▶ **To do**
Give every line below again, exactly.

▶ **Dataset content**
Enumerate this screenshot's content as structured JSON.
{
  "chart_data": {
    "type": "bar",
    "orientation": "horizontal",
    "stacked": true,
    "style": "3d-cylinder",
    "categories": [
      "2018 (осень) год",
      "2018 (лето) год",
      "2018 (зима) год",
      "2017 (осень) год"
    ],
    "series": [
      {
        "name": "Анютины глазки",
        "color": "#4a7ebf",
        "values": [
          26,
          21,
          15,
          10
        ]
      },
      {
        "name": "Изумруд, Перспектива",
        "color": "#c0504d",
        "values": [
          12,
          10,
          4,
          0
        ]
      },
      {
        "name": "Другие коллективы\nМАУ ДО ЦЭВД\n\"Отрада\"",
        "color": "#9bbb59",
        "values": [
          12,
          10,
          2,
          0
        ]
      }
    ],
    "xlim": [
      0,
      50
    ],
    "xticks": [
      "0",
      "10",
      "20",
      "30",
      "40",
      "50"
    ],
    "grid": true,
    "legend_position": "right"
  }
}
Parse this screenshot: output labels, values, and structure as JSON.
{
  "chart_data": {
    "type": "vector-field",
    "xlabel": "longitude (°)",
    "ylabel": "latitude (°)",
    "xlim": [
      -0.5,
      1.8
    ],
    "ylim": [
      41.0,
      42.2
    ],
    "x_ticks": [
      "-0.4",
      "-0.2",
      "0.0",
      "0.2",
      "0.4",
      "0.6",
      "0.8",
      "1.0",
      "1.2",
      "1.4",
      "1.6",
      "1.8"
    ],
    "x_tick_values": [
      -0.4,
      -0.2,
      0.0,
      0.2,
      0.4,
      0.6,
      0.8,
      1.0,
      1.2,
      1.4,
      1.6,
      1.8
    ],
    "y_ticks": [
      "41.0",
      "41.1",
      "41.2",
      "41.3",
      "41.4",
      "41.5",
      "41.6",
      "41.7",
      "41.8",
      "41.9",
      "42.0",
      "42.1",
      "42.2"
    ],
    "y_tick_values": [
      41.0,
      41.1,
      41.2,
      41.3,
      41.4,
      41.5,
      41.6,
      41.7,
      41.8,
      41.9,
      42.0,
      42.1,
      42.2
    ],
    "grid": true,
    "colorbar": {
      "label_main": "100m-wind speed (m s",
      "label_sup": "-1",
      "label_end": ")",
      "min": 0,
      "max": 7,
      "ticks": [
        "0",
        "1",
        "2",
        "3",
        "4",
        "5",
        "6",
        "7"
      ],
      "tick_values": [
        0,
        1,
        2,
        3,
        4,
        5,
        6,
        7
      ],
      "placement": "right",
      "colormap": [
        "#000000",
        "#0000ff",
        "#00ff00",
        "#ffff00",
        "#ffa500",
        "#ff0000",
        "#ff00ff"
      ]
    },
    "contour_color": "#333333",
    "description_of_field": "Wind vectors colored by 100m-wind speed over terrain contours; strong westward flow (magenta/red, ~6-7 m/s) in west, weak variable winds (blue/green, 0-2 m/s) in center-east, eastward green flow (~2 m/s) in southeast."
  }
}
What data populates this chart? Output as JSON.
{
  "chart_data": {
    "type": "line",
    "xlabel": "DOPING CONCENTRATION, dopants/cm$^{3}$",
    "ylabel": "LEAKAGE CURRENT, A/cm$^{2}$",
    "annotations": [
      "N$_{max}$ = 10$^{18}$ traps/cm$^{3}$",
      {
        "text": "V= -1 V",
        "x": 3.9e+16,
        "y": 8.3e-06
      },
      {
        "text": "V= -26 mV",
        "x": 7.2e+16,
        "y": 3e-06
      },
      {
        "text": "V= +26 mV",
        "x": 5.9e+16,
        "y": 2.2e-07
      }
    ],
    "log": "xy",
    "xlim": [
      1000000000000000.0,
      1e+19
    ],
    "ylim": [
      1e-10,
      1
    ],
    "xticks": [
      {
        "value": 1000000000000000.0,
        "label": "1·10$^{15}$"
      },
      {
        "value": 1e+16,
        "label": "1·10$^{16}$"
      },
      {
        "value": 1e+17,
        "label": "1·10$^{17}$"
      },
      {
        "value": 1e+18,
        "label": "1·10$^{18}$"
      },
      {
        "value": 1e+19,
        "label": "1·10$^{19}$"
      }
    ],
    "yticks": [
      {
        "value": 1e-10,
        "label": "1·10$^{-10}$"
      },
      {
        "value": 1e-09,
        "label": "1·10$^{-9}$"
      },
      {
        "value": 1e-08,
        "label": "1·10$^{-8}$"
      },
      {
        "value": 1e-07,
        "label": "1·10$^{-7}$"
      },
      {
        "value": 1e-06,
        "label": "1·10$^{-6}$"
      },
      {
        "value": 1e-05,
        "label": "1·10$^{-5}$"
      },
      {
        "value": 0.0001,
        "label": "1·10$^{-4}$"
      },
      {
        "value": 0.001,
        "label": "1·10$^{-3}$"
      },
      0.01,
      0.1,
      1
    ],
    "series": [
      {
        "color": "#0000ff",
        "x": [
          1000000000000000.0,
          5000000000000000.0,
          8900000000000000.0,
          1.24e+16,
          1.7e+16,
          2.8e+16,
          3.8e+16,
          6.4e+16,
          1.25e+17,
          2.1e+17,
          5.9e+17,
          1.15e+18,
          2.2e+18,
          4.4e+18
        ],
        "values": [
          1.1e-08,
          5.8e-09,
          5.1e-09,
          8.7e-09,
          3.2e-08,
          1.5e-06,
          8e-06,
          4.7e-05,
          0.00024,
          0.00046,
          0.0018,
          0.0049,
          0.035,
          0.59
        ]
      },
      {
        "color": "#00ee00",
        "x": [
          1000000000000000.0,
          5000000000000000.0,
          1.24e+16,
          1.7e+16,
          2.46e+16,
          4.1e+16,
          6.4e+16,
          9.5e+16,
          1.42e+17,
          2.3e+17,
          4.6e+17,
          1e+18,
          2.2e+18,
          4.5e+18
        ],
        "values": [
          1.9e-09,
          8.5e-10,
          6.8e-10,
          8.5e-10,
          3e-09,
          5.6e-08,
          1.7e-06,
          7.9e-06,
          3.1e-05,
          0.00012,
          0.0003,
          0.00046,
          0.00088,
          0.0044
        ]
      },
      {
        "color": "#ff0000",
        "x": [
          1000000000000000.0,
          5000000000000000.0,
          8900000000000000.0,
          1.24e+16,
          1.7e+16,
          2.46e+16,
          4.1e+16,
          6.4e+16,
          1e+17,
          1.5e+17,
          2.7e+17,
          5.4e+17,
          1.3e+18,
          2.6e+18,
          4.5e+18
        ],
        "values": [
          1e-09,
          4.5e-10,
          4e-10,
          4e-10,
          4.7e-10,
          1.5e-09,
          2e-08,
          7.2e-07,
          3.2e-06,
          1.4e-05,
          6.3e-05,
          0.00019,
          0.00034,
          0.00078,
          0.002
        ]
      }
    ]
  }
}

▶ **Response to the task**
Enumerate this screenshot's content as structured JSON.
{
  "chart_data": {
    "type": "bar",
    "orientation": "horizontal",
    "stacked": true,
    "style": "3d-cylinder",
    "categories": [
      "2018 (осень) год",
      "2018 (лето) год",
      "2018 (зима) год",
      "2017 (осень) год"
    ],
    "series": [
      {
        "name": "Анютины глазки",
        "color": "#4a7ebf",
        "values": [
          26,
          21,
          15,
          10
        ]
      },
      {
        "name": "Изумруд, Перспектива",
        "color": "#c0504d",
        "values": [
          12,
          10,
          4,
          0
        ]
      },
      {
        "name": "Другие коллективы\nМАУ ДО ЦЭВД\n\"Отрада\"",
        "color": "#9bbb59",
        "values": [
          12,
          10,
          2,
          0
        ]
      }
    ],
    "xlim": [
      0,
      50
    ],
    "xticks": [
      "0",
      "10",
      "20",
      "30",
      "40",
      "50"
    ],
    "grid": true,
    "legend_position": "right"
  }
}
Parse this screenshot: output labels, values, and structure as JSON.
{
  "chart_data": {
    "type": "vector-field",
    "xlabel": "longitude (°)",
    "ylabel": "latitude (°)",
    "xlim": [
      -0.5,
      1.8
    ],
    "ylim": [
      41.0,
      42.2
    ],
    "x_ticks": [
      "-0.4",
      "-0.2",
      "0.0",
      "0.2",
      "0.4",
      "0.6",
      "0.8",
      "1.0",
      "1.2",
      "1.4",
      "1.6",
      "1.8"
    ],
    "x_tick_values": [
      -0.4,
      -0.2,
      0.0,
      0.2,
      0.4,
      0.6,
      0.8,
      1.0,
      1.2,
      1.4,
      1.6,
      1.8
    ],
    "y_ticks": [
      "41.0",
      "41.1",
      "41.2",
      "41.3",
      "41.4",
      "41.5",
      "41.6",
      "41.7",
      "41.8",
      "41.9",
      "42.0",
      "42.1",
      "42.2"
    ],
    "y_tick_values": [
      41.0,
      41.1,
      41.2,
      41.3,
      41.4,
      41.5,
      41.6,
      41.7,
      41.8,
      41.9,
      42.0,
      42.1,
      42.2
    ],
    "grid": true,
    "colorbar": {
      "label_main": "100m-wind speed (m s",
      "label_sup": "-1",
      "label_end": ")",
      "min": 0,
      "max": 7,
      "ticks": [
        "0",
        "1",
        "2",
        "3",
        "4",
        "5",
        "6",
        "7"
      ],
      "tick_values": [
        0,
        1,
        2,
        3,
        4,
        5,
        6,
        7
      ],
      "placement": "right",
      "colormap": [
        "#000000",
        "#0000ff",
        "#00ff00",
        "#ffff00",
        "#ffa500",
        "#ff0000",
        "#ff00ff"
      ]
    },
    "contour_color": "#333333",
    "description_of_field": "Wind vectors colored by 100m-wind speed over terrain contours; strong westward flow (magenta/red, ~6-7 m/s) in west, weak variable winds (blue/green, 0-2 m/s) in center-east, eastward green flow (~2 m/s) in southeast."
  }
}
What data populates this chart? Output as JSON.
{
  "chart_data": {
    "type": "line",
    "xlabel": "DOPING CONCENTRATION, dopants/cm$^{3}$",
    "ylabel": "LEAKAGE CURRENT, A/cm$^{2}$",
    "annotations": [
      "N$_{max}$ = 10$^{18}$ traps/cm$^{3}$",
      {
        "text": "V= -1 V",
        "x": 3.9e+16,
        "y": 8.3e-06
      },
      {
        "text": "V= -26 mV",
        "x": 7.2e+16,
        "y": 3e-06
      },
      {
        "text": "V= +26 mV",
        "x": 5.9e+16,
        "y": 2.2e-07
      }
    ],
    "log": "xy",
    "xlim": [
      1000000000000000.0,
      1e+19
    ],
    "ylim": [
      1e-10,
      1
    ],
    "xticks": [
      {
        "value": 1000000000000000.0,
        "label": "1·10$^{15}$"
      },
      {
        "value": 1e+16,
        "label": "1·10$^{16}$"
      },
      {
        "value": 1e+17,
        "label": "1·10$^{17}$"
      },
      {
        "value": 1e+18,
        "label": "1·10$^{18}$"
      },
      {
        "value": 1e+19,
        "label": "1·10$^{19}$"
      }
    ],
    "yticks": [
      {
        "value": 1e-10,
        "label": "1·10$^{-10}$"
      },
      {
        "value": 1e-09,
        "label": "1·10$^{-9}$"
      },
      {
        "value": 1e-08,
        "label": "1·10$^{-8}$"
      },
      {
        "value": 1e-07,
        "label": "1·10$^{-7}$"
      },
      {
        "value": 1e-06,
        "label": "1·10$^{-6}$"
      },
      {
        "value": 1e-05,
        "label": "1·10$^{-5}$"
      },
      {
        "value": 0.0001,
        "label": "1·10$^{-4}$"
      },
      {
        "value": 0.001,
        "label": "1·10$^{-3}$"
      },
      0.01,
      0.1,
      1
    ],
    "series": [
      {
        "color": "#0000ff",
        "x": [
          1000000000000000.0,
          5000000000000000.0,
          8900000000000000.0,
          1.24e+16,
          1.7e+16,
          2.8e+16,
          3.8e+16,
          6.4e+16,
          1.25e+17,
          2.1e+17,
          5.9e+17,
          1.15e+18,
          2.2e+18,
          4.4e+18
        ],
        "values": [
          1.1e-08,
          5.8e-09,
          5.1e-09,
          8.7e-09,
          3.2e-08,
          1.5e-06,
          8e-06,
          4.7e-05,
          0.00024,
          0.00046,
          0.0018,
          0.0049,
          0.035,
          0.59
        ]
      },
      {
        "color": "#00ee00",
        "x": [
          1000000000000000.0,
          5000000000000000.0,
          1.24e+16,
          1.7e+16,
          2.46e+16,
          4.1e+16,
          6.4e+16,
          9.5e+16,
          1.42e+17,
          2.3e+17,
          4.6e+17,
          1e+18,
          2.2e+18,
          4.5e+18
        ],
        "values": [
          1.9e-09,
          8.5e-10,
          6.8e-10,
          8.5e-10,
          3e-09,
          5.6e-08,
          1.7e-06,
          7.9e-06,
          3.1e-05,
          0.00012,
          0.0003,
          0.00046,
          0.00088,
          0.0044
        ]
      },
      {
        "color": "#ff0000",
        "x": [
          1000000000000000.0,
          5000000000000000.0,
          8900000000000000.0,
          1.24e+16,
          1.7e+16,
          2.46e+16,
          4.1e+16,
          6.4e+16,
          1e+17,
          1.5e+17,
          2.7e+17,
          5.4e+17,
          1.3e+18,
          2.6e+18,
          4.5e+18
        ],
        "values": [
          1e-09,
          4.5e-10,
          4e-10,
          4e-10,
          4.7e-10,
          1.5e-09,
          2e-08,
          7.2e-07,
          3.2e-06,
          1.4e-05,
          6.3e-05,
          0.00019,
          0.00034,
          0.00078,
          0.002
        ]
      }
    ]
  }
}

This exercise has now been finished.